* _SHORT EXERCISE_
Repeat exactly, and only, the lines from the one containing "Convert this document image to plain text." through the end of the records.

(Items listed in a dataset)
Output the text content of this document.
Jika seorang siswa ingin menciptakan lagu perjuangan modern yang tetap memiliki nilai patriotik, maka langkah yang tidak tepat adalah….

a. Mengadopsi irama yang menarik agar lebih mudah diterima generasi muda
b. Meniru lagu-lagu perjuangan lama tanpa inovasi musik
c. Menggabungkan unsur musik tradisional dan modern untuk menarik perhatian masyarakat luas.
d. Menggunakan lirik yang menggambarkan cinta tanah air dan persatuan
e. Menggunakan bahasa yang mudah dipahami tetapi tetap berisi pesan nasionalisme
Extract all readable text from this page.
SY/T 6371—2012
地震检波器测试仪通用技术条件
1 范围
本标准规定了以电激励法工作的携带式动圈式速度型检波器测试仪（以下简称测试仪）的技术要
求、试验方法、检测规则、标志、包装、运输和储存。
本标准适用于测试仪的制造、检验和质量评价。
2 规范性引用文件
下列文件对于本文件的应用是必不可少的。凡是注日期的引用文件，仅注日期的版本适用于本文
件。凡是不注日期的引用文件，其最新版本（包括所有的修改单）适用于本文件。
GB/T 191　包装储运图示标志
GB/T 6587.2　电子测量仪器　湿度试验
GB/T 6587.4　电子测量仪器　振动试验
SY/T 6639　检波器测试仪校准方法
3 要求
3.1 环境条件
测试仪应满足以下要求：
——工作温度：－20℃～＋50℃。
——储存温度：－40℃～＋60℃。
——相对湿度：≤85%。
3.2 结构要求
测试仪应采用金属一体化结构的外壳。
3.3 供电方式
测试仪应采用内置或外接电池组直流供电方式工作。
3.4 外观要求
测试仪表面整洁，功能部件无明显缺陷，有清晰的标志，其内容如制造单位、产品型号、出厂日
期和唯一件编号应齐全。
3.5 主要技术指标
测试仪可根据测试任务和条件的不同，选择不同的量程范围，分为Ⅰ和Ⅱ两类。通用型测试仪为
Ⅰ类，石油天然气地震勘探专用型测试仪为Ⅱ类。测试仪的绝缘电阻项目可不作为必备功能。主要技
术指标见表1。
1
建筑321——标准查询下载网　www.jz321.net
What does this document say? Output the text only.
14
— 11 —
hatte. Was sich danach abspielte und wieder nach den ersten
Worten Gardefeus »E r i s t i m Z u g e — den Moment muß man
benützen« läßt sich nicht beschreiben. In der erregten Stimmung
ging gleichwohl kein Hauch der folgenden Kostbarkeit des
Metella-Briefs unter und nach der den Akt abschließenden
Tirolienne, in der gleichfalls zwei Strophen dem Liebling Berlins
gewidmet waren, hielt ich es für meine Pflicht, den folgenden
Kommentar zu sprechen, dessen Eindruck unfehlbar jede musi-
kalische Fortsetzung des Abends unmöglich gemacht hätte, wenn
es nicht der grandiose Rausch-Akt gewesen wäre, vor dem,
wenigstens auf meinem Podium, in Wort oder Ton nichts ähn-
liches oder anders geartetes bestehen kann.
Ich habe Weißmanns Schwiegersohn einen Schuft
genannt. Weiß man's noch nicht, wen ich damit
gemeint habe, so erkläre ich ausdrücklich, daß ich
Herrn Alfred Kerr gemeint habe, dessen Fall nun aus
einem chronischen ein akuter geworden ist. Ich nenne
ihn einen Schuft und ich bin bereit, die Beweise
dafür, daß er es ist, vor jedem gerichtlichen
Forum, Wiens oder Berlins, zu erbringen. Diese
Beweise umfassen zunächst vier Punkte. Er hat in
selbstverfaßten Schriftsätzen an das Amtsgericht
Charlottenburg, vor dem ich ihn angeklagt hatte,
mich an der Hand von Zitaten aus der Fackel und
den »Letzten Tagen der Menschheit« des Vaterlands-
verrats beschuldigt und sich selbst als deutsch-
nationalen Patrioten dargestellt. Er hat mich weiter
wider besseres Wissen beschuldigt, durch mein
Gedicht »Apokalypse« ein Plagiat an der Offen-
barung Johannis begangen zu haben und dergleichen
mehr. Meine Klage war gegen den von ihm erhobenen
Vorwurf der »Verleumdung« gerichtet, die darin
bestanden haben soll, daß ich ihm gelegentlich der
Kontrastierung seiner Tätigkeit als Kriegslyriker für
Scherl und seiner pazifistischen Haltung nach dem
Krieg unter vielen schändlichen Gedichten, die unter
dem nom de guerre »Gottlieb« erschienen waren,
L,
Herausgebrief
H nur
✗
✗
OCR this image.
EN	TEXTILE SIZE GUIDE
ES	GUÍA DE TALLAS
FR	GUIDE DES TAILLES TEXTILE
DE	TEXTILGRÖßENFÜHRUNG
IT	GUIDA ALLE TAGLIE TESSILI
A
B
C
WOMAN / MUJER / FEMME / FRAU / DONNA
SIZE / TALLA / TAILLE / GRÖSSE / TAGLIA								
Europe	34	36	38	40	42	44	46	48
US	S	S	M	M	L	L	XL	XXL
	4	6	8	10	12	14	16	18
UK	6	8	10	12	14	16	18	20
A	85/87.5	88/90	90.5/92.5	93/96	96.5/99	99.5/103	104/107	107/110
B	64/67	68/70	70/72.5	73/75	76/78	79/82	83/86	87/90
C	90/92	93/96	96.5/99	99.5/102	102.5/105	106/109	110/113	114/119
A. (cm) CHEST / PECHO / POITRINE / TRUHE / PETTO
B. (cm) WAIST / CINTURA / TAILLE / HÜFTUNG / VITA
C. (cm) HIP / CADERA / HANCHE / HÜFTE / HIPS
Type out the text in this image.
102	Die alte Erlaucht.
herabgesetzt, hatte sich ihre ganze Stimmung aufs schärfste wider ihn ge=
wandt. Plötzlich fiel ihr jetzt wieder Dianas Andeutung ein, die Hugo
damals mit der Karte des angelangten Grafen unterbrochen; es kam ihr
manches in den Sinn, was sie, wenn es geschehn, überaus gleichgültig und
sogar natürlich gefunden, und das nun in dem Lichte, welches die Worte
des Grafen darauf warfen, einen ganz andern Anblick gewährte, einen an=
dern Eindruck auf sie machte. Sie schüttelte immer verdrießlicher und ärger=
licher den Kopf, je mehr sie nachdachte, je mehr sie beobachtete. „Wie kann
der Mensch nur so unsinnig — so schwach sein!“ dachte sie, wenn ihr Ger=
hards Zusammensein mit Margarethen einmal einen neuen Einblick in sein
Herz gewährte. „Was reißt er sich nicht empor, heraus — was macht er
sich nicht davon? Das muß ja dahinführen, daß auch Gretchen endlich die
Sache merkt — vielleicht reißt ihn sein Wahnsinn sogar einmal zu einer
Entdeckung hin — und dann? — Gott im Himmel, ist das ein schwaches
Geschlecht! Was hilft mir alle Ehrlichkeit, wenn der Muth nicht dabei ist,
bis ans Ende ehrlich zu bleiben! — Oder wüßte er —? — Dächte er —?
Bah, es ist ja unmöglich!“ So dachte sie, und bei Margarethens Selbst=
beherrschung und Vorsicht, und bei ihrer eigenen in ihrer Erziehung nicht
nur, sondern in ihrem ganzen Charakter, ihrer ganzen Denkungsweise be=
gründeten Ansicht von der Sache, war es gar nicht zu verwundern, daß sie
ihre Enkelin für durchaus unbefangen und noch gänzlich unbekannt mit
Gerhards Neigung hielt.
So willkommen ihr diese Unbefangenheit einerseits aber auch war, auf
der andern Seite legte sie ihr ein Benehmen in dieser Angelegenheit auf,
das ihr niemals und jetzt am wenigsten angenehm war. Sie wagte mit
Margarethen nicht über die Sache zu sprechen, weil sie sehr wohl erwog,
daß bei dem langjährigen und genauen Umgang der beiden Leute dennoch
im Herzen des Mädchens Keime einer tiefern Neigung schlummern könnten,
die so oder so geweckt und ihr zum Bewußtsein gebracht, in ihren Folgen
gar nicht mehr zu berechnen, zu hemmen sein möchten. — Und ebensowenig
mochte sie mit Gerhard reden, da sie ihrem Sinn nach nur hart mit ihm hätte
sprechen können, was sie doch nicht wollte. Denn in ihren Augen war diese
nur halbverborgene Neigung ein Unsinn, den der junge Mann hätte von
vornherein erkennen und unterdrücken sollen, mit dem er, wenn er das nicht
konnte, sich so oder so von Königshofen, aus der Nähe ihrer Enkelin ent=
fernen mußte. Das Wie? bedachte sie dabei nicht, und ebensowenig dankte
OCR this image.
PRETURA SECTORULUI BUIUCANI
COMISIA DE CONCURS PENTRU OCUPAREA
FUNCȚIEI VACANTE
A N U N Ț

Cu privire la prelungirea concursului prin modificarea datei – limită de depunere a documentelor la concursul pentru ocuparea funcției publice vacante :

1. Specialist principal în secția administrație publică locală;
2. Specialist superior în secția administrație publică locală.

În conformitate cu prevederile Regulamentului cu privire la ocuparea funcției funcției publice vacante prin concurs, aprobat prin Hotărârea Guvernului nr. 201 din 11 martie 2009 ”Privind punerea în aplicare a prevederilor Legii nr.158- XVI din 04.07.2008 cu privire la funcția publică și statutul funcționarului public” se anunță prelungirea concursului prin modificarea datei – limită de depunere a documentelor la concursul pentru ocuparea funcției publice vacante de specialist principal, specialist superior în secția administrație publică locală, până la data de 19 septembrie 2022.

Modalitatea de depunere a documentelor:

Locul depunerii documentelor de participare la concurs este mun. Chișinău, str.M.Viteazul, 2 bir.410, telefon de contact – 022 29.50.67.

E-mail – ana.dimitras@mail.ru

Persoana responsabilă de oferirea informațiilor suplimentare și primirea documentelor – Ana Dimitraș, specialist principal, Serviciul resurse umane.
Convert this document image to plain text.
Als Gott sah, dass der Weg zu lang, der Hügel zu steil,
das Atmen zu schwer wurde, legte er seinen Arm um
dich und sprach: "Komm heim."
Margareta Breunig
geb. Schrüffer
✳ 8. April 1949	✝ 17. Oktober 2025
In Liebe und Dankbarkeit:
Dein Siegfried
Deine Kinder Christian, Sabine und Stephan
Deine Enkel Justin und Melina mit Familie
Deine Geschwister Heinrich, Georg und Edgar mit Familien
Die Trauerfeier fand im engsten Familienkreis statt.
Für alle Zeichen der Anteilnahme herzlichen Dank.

* _THE RESPONSE_
Convert this document image to plain text.
Als Gott sah, dass der Weg zu lang, der Hügel zu steil,
das Atmen zu schwer wurde, legte er seinen Arm um
dich und sprach: "Komm heim."
Margareta Breunig
geb. Schrüffer
✳ 8. April 1949	✝ 17. Oktober 2025
In Liebe und Dankbarkeit:
Dein Siegfried
Deine Kinder Christian, Sabine und Stephan
Deine Enkel Justin und Melina mit Familie
Deine Geschwister Heinrich, Georg und Edgar mit Familien
Die Trauerfeier fand im engsten Familienkreis statt.
Für alle Zeichen der Anteilnahme herzlichen Dank.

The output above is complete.